▶ [YOUR TASK]: Exclude the pictures; give every entry again exactly as written.

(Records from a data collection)

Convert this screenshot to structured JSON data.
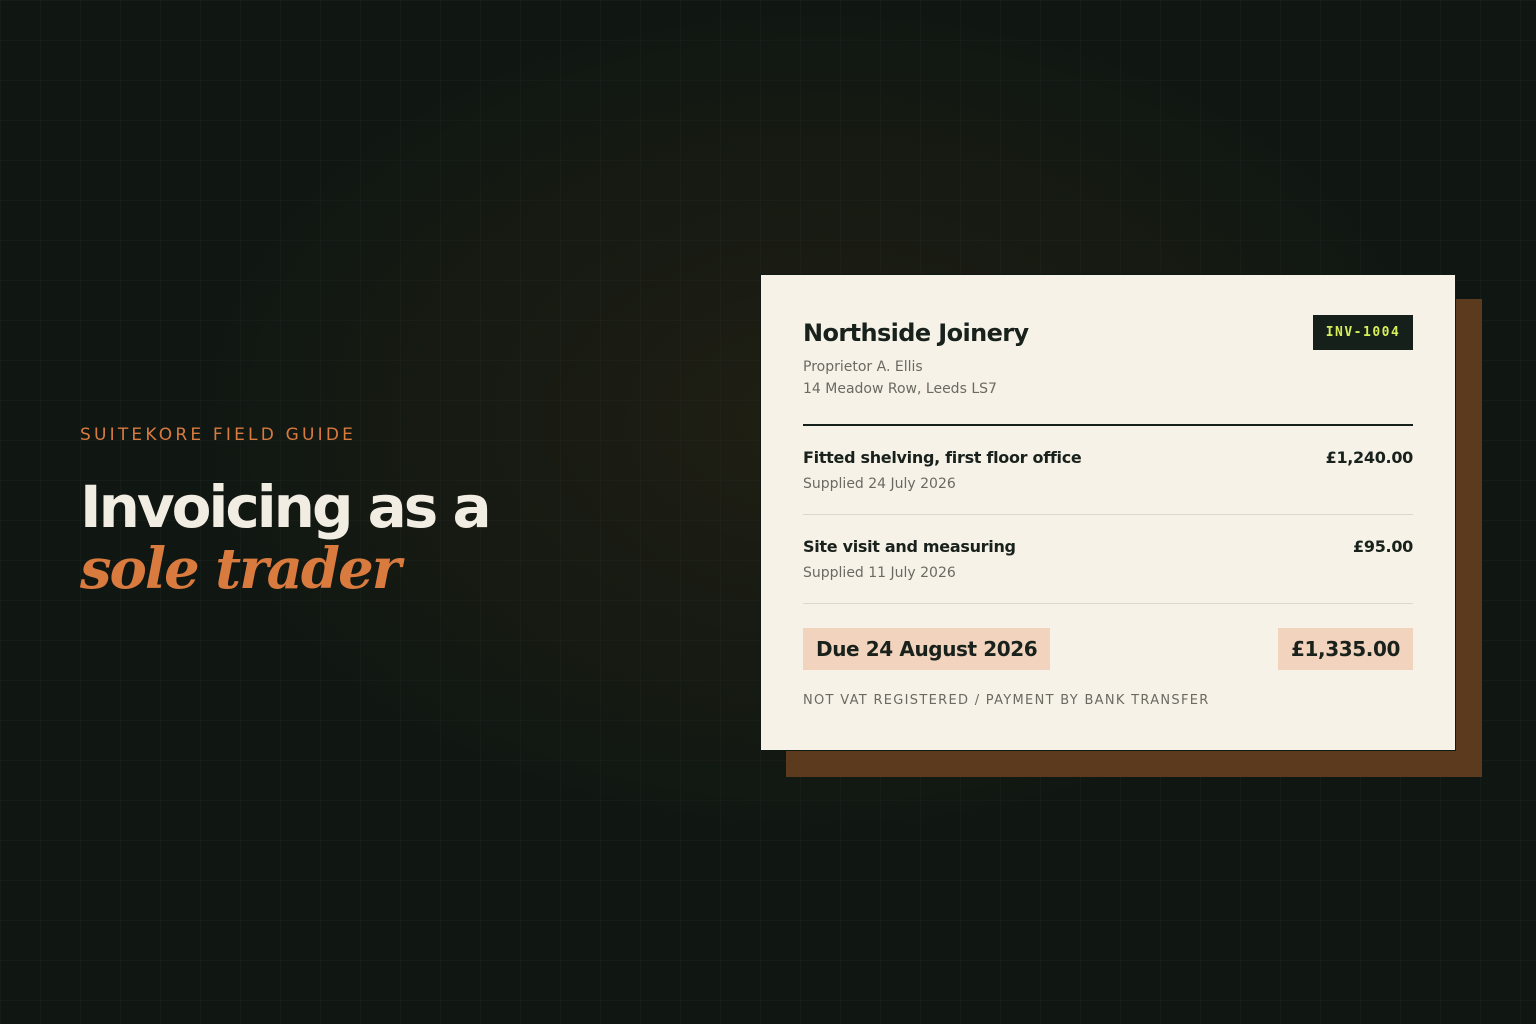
{
  "hero": {
    "eyebrow": "SUITEKORE FIELD GUIDE",
    "headline_line1": "Invoicing as a",
    "headline_line2": "sole trader"
  },
  "invoice": {
    "business_name": "Northside Joinery",
    "proprietor": "Proprietor A. Ellis",
    "address": "14 Meadow Row, Leeds LS7",
    "number": "INV-1004",
    "items": [
      {
        "description": "Fitted shelving, first floor office",
        "supplied": "Supplied 24 July 2026",
        "amount": "£1,240.00"
      },
      {
        "description": "Site visit and measuring",
        "supplied": "Supplied 11 July 2026",
        "amount": "£95.00"
      }
    ],
    "due": "Due 24 August 2026",
    "total": "£1,335.00",
    "footnote": "NOT VAT REGISTERED / PAYMENT BY BANK TRANSFER"
  },
  "colors": {
    "background": "#101712",
    "accent_orange": "#d97a3f",
    "card": "#f6f2e8",
    "card_shadow": "#5c3a1e",
    "badge_bg": "#16201a",
    "badge_text": "#d6ee5a",
    "highlight": "#f2d3bd"
  }
}
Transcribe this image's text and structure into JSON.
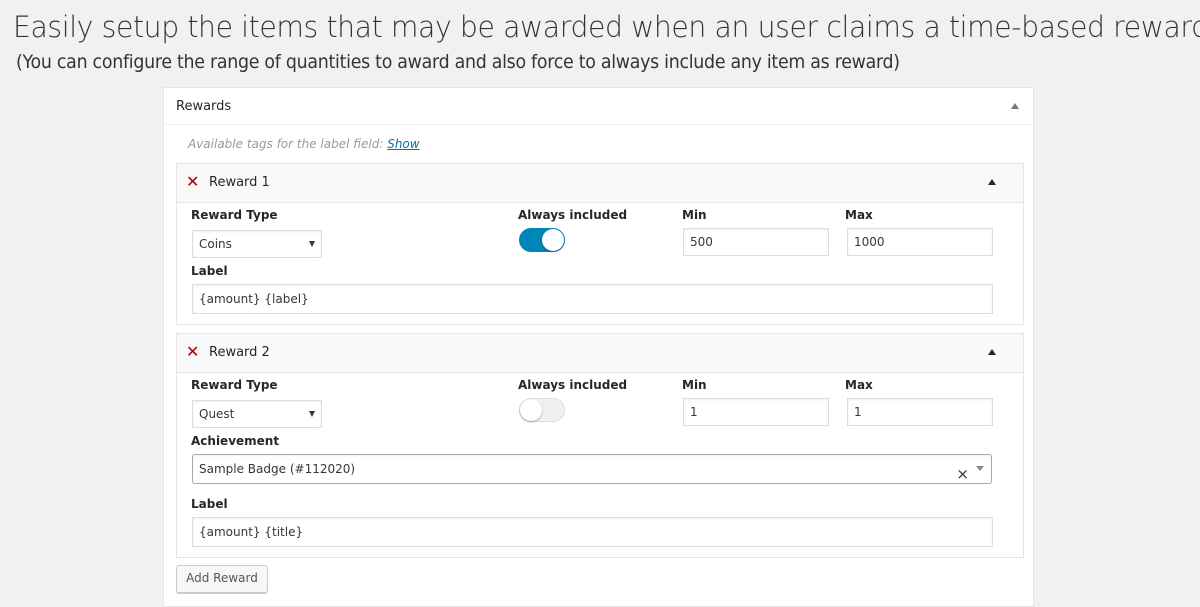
{
  "header": {
    "title": "Easily setup the items that may be awarded when an user claims a time-based reward",
    "subtitle": "(You can configure the range of quantities to award and also force to always include any item as reward)"
  },
  "panel": {
    "title": "Rewards",
    "tags_note": "Available tags for the label field:",
    "tags_link": "Show",
    "add_button": "Add Reward"
  },
  "labels": {
    "reward_type": "Reward Type",
    "always_included": "Always included",
    "min": "Min",
    "max": "Max",
    "label": "Label",
    "achievement": "Achievement"
  },
  "rewards": [
    {
      "name": "Reward 1",
      "type": "Coins",
      "always_included": true,
      "min": "500",
      "max": "1000",
      "label": "{amount} {label}"
    },
    {
      "name": "Reward 2",
      "type": "Quest",
      "always_included": false,
      "min": "1",
      "max": "1",
      "achievement": "Sample Badge (#112020)",
      "label": "{amount} {title}"
    }
  ],
  "colors": {
    "accent": "#0085ba",
    "remove": "#aa0000",
    "link": "#0073aa"
  }
}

▶ [SOLUTION TO THIS EXERCISE]:
Convert this screenshot to structured JSON data.
{
  "hero": {
    "eyebrow": "SUITEKORE FIELD GUIDE",
    "headline_line1": "Invoicing as a",
    "headline_line2": "sole trader"
  },
  "invoice": {
    "business_name": "Northside Joinery",
    "proprietor": "Proprietor A. Ellis",
    "address": "14 Meadow Row, Leeds LS7",
    "number": "INV-1004",
    "items": [
      {
        "description": "Fitted shelving, first floor office",
        "supplied": "Supplied 24 July 2026",
        "amount": "£1,240.00"
      },
      {
        "description": "Site visit and measuring",
        "supplied": "Supplied 11 July 2026",
        "amount": "£95.00"
      }
    ],
    "due": "Due 24 August 2026",
    "total": "£1,335.00",
    "footnote": "NOT VAT REGISTERED / PAYMENT BY BANK TRANSFER"
  },
  "colors": {
    "background": "#101712",
    "accent_orange": "#d97a3f",
    "card": "#f6f2e8",
    "card_shadow": "#5c3a1e",
    "badge_bg": "#16201a",
    "badge_text": "#d6ee5a",
    "highlight": "#f2d3bd"
  }
}
Transcribe this image's text and structure into JSON.
{
  "header": {
    "title": "Easily setup the items that may be awarded when an user claims a time-based reward",
    "subtitle": "(You can configure the range of quantities to award and also force to always include any item as reward)"
  },
  "panel": {
    "title": "Rewards",
    "tags_note": "Available tags for the label field:",
    "tags_link": "Show",
    "add_button": "Add Reward"
  },
  "labels": {
    "reward_type": "Reward Type",
    "always_included": "Always included",
    "min": "Min",
    "max": "Max",
    "label": "Label",
    "achievement": "Achievement"
  },
  "rewards": [
    {
      "name": "Reward 1",
      "type": "Coins",
      "always_included": true,
      "min": "500",
      "max": "1000",
      "label": "{amount} {label}"
    },
    {
      "name": "Reward 2",
      "type": "Quest",
      "always_included": false,
      "min": "1",
      "max": "1",
      "achievement": "Sample Badge (#112020)",
      "label": "{amount} {title}"
    }
  ],
  "colors": {
    "accent": "#0085ba",
    "remove": "#aa0000",
    "link": "#0073aa"
  }
}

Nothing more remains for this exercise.